▶ [Document passage]:
Picture this:

You work in local government and your chief exec and leader have made a vlog about the new corporate strategy and vision for your borough. There is a glossy booklet, web pages and social media is doing its thing spreading the word about the future for your area.

'Welcome to Wooly Borough Council: the place to work, rest and play.  Our corporate vision: brighter futures, connectiveness, environments and happy streets.  We aim to do better, be more and digitize everything. Over the next three years, we are going to build business resilience, supply sustainable solutions, net zero services and support vulnerable communities'.

This is awesome. It’s why you got into public services, what a visionary vision, a futuristic future,  service-centric services! Finally!

Then you stop and ask, “that’s great, but, what do you mean?”


Our research into change during the COVID pandemic

Since March 2020 we’ve been conducting industry research into how local government reacted to the pandemic, which processes were enhanced, and which ways of working went out the window. We interviewed leaders, directors and chief executives and held panel discussions online examining how, exactly, local government handled change during the pandemic.

As a result of this work, we started working directly with local councils to evaluate their responses which led to opportunities for further research.


So what did we find 

We found that there are six ingredients needed for effective change.  Coming in at numbers one and two are purpose and clarity.

Purpose and clarity are like crackers and cheese. Sure, have them separately if you want, be a foolish snacker. But put them together and you have a winning formula for communicating change/eating snacks, whichever metaphor you’re managing to follow here.


Clarifying our purpose 

Cheese aside, our research told us that people need a mission to get behind. And at every level, people need clear expectations, instructions and targets in order to achieve that mission. There are dozens of management models proving exactly this (SMART goals, Johari windows, SWOTs, ADKARs, PESTLEs), and yet we found that pre-pandemic, clarity was a little muddy.

Then the pandemic hit, and our purpose was suddenly crystal clear:

Health: Protect our vulnerable residents keeping them indoors. How? by providing them with weekly food, medication and someone to chat to.

▶ [Required work]:
a) According to the passage on change in local government, which two ingredients for effective change rank first and second?
b) Rewrite the passage on change in local government from "This is awesome." to "during the pandemic.", substituting "sector research" for "industry research".

(Records excerpted from a collection)
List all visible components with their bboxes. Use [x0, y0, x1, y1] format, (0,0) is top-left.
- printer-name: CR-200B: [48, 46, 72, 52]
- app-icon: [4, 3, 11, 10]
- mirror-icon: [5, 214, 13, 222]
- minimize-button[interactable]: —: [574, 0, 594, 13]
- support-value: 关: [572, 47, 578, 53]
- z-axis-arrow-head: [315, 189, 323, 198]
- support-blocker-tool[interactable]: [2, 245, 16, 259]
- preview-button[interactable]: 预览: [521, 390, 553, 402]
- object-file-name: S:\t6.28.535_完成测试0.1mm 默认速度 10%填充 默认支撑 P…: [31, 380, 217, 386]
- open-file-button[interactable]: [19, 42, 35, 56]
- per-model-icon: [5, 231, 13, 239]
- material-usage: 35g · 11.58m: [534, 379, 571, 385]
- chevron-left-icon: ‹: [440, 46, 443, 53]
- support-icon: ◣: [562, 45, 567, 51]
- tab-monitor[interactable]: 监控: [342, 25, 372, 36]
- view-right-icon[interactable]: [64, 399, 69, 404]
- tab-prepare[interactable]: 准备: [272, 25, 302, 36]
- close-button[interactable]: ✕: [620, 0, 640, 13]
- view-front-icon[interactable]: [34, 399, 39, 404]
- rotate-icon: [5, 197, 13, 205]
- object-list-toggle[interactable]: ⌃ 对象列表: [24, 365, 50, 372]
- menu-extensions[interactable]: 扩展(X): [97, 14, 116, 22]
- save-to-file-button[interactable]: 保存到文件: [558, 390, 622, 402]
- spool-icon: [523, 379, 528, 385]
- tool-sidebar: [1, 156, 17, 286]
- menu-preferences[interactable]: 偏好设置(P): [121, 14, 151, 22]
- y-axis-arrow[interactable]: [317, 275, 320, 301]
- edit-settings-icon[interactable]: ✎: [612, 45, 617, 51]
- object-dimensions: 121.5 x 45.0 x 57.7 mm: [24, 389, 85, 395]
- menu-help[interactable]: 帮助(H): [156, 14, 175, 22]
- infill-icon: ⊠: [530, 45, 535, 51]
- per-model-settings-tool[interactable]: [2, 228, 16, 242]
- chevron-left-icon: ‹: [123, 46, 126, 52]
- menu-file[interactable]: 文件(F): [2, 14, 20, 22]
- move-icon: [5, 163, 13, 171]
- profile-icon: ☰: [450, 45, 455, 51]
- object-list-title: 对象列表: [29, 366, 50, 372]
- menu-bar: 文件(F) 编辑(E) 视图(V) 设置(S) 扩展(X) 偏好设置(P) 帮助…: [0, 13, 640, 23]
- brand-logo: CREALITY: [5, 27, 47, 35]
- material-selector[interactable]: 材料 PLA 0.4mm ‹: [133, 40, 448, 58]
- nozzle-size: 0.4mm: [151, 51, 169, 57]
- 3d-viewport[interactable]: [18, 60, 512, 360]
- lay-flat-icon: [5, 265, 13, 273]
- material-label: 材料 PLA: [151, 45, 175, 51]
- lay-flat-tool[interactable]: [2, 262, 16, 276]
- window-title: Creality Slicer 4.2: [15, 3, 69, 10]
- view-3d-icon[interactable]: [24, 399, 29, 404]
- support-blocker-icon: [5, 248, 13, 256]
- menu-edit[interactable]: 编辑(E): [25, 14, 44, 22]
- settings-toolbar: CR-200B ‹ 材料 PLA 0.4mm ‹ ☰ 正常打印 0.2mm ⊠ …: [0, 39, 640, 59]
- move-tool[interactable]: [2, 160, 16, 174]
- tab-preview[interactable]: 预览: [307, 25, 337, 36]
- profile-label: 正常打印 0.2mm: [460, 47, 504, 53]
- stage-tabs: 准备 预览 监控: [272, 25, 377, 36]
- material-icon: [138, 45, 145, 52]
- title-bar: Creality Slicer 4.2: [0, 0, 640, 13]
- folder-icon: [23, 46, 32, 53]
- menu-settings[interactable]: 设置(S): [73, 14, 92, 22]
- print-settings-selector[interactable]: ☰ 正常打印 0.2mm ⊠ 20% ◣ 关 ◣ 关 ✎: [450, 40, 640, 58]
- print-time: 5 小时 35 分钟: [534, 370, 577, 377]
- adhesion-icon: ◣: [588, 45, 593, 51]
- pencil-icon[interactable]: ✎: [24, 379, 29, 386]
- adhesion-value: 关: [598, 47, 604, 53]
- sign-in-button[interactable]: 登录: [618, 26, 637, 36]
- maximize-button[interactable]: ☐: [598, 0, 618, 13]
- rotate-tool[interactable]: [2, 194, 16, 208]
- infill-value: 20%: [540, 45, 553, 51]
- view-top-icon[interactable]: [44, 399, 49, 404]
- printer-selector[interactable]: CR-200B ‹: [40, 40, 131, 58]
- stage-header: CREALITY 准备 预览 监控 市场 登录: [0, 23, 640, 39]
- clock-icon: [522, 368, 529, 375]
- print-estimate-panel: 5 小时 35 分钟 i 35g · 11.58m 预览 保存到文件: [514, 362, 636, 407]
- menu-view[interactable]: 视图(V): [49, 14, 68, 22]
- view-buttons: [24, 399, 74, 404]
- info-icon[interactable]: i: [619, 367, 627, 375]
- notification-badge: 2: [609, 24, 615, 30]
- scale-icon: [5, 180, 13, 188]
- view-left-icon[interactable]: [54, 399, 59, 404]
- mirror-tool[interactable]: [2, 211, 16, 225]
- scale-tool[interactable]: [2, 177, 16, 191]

▶ [List of answers]:
a) Purpose and clarity.

b)
This is awesome. It’s why you got into public services, what a visionary vision, a futuristic future,  service-centric services! Finally!

Then you stop and ask, “that’s great, but, what do you mean?”


Our research into change during the COVID pandemic

Since March 2020 we’ve been conducting sector research into how local government reacted to the pandemic, which processes were enhanced, and which ways of working went out the window. We interviewed leaders, directors and chief executives and held panel discussions online examining how, exactly, local government handled change during the pandemic.